[Stored records]
____________
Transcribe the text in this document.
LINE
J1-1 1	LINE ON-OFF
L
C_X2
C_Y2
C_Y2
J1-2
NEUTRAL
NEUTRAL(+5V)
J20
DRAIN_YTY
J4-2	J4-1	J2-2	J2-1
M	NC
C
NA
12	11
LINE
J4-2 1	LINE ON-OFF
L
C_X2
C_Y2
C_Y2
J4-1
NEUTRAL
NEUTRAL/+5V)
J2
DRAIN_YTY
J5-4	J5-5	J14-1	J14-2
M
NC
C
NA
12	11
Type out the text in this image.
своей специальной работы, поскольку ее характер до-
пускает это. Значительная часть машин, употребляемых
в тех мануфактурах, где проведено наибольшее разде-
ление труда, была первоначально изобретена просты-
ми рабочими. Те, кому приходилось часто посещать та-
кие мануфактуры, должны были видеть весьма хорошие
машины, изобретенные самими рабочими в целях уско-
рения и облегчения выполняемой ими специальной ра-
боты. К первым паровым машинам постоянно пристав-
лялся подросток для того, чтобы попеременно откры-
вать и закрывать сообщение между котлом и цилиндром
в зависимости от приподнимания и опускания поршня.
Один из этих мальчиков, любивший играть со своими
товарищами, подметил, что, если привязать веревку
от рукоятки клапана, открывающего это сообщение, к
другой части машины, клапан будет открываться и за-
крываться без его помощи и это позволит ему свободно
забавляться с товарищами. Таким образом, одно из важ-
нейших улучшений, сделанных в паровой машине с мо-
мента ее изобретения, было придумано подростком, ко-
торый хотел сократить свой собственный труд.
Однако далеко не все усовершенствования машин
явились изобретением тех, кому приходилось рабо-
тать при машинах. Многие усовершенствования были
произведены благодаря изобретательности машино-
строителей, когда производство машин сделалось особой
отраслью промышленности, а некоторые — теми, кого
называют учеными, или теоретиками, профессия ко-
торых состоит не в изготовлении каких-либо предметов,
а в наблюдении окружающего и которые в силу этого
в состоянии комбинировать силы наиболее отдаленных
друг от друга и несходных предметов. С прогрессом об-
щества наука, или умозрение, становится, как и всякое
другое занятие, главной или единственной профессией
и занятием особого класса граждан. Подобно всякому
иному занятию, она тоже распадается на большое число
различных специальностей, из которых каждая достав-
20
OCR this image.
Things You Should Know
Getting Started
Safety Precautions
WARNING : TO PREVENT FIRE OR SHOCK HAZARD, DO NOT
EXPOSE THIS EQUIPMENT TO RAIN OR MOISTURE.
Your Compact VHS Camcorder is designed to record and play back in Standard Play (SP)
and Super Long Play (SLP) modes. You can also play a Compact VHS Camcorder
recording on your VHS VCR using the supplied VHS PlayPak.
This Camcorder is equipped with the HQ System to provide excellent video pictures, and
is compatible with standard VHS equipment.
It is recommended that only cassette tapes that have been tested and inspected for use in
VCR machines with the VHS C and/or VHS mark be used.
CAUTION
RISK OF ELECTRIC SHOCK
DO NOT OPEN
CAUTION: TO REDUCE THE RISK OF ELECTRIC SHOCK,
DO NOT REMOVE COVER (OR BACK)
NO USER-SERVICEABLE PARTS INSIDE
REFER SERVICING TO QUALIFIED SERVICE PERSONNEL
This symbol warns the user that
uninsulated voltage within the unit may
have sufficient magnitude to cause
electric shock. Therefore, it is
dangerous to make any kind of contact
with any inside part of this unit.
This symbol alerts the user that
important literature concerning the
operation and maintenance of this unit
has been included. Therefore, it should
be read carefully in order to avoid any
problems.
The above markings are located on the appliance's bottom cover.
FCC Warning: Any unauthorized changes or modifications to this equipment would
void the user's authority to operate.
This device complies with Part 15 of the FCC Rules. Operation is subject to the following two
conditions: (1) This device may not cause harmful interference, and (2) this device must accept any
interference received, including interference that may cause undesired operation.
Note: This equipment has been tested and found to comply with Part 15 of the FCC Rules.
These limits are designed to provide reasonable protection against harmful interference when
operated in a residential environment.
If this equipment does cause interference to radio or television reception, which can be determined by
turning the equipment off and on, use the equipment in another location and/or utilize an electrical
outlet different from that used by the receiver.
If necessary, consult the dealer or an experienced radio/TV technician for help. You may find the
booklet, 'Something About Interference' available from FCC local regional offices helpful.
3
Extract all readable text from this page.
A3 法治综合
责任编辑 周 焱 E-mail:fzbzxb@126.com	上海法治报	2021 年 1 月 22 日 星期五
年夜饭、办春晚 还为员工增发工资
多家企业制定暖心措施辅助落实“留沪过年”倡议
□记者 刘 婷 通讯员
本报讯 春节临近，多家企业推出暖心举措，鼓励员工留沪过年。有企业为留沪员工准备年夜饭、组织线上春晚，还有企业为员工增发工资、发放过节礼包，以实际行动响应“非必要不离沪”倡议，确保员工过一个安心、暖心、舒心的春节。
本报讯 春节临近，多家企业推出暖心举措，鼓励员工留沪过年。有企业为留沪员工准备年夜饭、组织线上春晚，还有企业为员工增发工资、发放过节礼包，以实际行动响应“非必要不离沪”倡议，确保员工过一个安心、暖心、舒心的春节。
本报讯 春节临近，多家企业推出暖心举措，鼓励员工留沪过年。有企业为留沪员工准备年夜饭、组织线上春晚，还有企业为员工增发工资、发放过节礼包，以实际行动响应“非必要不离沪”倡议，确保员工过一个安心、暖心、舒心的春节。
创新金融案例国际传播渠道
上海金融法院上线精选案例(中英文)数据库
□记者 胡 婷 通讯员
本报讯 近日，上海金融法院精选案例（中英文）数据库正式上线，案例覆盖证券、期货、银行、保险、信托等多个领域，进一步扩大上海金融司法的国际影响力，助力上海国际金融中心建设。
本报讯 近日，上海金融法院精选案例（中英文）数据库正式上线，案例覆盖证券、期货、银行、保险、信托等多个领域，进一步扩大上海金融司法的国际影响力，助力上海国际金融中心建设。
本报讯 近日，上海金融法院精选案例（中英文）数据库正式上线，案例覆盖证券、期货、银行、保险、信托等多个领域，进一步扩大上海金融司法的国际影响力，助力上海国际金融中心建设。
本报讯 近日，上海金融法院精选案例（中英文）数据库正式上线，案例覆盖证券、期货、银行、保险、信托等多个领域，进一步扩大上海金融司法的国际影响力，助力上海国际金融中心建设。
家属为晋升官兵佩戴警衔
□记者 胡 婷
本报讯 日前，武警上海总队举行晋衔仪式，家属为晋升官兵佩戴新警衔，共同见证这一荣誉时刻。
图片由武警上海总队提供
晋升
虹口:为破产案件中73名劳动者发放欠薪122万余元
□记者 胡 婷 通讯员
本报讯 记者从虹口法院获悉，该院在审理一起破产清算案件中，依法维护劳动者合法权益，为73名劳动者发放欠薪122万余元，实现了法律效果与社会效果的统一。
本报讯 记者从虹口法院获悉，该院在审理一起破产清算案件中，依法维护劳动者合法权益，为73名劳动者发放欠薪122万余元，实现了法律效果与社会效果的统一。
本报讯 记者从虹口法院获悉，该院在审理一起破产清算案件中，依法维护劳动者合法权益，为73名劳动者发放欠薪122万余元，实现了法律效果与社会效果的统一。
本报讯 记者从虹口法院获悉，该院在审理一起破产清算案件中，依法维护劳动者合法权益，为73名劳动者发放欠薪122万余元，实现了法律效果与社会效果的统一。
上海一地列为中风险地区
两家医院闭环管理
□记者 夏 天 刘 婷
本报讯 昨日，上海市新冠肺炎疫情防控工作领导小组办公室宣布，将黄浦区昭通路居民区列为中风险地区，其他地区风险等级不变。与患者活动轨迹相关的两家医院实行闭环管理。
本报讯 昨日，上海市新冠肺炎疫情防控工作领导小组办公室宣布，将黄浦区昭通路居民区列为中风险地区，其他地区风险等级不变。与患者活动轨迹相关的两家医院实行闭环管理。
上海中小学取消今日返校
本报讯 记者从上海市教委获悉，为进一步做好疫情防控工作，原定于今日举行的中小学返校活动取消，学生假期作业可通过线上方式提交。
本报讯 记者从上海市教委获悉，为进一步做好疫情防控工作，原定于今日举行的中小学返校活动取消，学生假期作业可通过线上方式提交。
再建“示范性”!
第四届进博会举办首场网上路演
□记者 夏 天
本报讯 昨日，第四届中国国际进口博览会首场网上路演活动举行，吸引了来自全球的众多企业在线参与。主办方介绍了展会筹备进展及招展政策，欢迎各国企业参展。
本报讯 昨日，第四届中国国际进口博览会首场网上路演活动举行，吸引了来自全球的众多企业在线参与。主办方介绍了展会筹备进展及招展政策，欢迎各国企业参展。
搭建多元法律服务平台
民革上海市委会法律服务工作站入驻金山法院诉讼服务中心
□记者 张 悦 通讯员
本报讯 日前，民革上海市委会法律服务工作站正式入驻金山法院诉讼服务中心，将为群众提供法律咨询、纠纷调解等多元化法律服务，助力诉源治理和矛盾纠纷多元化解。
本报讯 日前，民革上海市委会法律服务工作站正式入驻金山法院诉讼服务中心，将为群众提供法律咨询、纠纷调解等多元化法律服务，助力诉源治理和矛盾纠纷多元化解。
____________
▸ **THE REQUEST**
Say how many lines in the records contain the string "harmful", and say nothing else.

▸ **OUTPUT OF THE EXERCISE**
2